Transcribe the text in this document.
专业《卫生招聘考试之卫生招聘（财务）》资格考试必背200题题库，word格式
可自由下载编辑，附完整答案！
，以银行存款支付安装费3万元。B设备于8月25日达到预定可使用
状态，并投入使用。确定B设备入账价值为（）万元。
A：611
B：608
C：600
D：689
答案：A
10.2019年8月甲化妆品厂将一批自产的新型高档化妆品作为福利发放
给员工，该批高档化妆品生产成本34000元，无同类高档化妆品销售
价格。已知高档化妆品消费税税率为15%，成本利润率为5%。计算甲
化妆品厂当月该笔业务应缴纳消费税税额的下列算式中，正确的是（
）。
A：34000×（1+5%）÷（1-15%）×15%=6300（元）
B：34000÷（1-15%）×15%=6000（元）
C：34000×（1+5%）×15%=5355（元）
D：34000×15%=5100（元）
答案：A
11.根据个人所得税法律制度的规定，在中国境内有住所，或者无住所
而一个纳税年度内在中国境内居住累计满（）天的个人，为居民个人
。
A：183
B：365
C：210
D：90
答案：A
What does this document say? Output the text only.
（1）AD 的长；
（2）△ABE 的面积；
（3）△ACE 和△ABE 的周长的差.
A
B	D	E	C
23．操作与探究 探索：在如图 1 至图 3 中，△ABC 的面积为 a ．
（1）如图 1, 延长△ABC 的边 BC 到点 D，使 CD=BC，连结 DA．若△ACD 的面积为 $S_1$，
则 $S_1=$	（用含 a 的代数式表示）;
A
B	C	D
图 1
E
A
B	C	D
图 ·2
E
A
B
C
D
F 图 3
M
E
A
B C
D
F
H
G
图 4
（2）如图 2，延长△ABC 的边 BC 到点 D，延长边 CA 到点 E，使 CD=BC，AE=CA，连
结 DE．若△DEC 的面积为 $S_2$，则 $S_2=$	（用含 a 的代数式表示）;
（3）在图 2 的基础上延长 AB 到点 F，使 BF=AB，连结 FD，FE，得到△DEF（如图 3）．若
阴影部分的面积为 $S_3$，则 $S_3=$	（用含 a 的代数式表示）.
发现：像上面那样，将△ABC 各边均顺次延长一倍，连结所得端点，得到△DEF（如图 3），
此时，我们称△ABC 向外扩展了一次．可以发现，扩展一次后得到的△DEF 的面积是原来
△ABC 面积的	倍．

----

[EXERCISE PROMPT] Pull out all lines from the listing that contain the string "document".

[WRITTEN REPLY]
Transcribe the text in this document.
What does this document say? Output the text only.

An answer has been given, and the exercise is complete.